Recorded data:
-------------------------
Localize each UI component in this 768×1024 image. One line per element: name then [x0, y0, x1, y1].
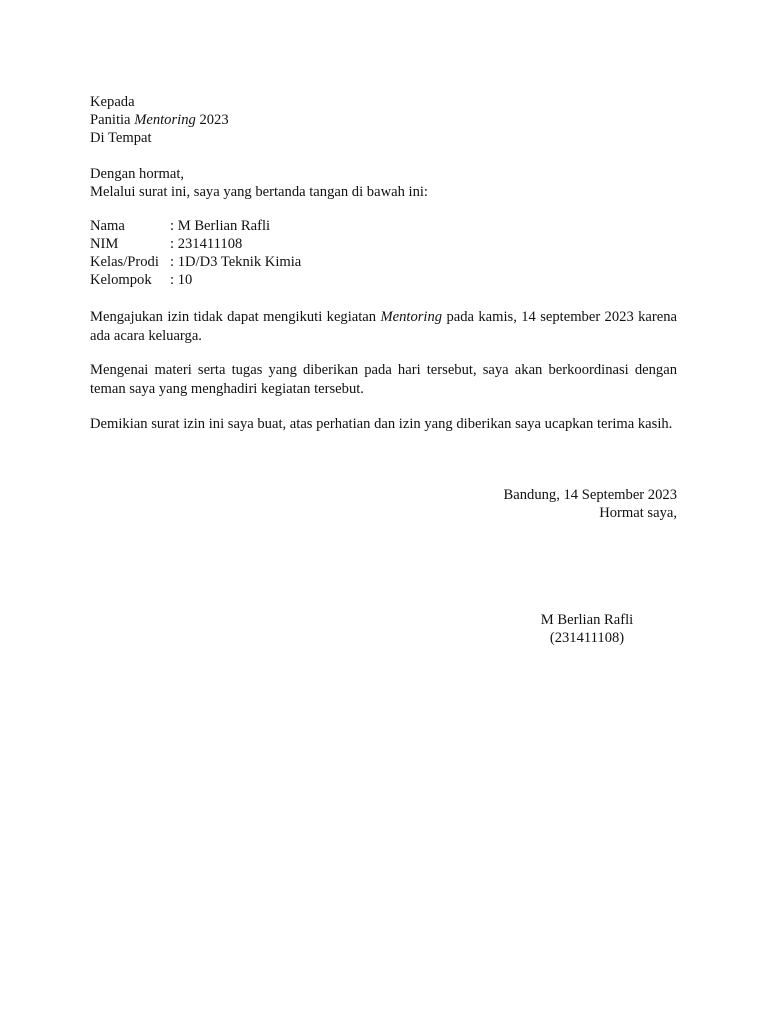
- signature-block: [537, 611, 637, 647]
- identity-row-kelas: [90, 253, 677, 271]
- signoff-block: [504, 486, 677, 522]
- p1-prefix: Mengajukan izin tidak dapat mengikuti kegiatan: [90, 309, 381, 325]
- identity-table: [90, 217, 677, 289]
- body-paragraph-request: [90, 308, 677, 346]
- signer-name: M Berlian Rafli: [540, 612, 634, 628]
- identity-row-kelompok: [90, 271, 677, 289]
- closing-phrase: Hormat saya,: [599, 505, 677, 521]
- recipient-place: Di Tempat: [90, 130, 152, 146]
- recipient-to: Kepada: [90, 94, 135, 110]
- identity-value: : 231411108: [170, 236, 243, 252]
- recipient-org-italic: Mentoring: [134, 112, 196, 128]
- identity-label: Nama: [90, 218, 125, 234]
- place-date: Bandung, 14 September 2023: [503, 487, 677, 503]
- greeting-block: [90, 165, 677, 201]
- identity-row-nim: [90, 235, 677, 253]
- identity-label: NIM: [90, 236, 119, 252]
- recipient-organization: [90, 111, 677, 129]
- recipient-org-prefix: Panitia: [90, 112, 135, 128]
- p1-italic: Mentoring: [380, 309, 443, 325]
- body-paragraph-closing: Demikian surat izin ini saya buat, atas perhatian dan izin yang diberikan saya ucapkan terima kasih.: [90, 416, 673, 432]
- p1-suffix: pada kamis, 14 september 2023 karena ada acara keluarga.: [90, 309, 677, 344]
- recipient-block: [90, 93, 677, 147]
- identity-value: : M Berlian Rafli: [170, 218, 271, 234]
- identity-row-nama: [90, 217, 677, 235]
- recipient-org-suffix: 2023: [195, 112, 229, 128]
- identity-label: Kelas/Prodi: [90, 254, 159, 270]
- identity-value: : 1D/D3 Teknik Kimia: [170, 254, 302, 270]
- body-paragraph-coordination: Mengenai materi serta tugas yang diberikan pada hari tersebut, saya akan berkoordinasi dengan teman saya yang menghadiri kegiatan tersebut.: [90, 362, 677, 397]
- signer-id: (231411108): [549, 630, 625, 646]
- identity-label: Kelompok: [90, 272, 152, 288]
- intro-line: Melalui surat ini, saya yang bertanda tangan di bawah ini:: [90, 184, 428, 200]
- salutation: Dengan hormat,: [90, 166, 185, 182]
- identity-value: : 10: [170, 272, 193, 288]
-------------------------
**Task prompt:** Copy every line from the one containing "- signature-block: [537, 611, 637, 647]" down to the one containing "- p1-italic: Mentoring: [380, 309, 443, 325]", including both of those lines.

**The output:**
- signature-block: [537, 611, 637, 647]
- identity-row-kelas: [90, 253, 677, 271]
- signoff-block: [504, 486, 677, 522]
- p1-prefix: Mengajukan izin tidak dapat mengikuti kegiatan: [90, 309, 381, 325]
- identity-table: [90, 217, 677, 289]
- body-paragraph-request: [90, 308, 677, 346]
- signer-name: M Berlian Rafli: [540, 612, 634, 628]
- identity-row-kelompok: [90, 271, 677, 289]
- closing-phrase: Hormat saya,: [599, 505, 677, 521]
- recipient-place: Di Tempat: [90, 130, 152, 146]
- recipient-to: Kepada: [90, 94, 135, 110]
- identity-value: : 231411108: [170, 236, 243, 252]
- recipient-org-italic: Mentoring: [134, 112, 196, 128]
- identity-label: Nama: [90, 218, 125, 234]
- place-date: Bandung, 14 September 2023: [503, 487, 677, 503]
- greeting-block: [90, 165, 677, 201]
- identity-row-nim: [90, 235, 677, 253]
- identity-label: NIM: [90, 236, 119, 252]
- recipient-organization: [90, 111, 677, 129]
- recipient-org-prefix: Panitia: [90, 112, 135, 128]
- p1-italic: Mentoring: [380, 309, 443, 325]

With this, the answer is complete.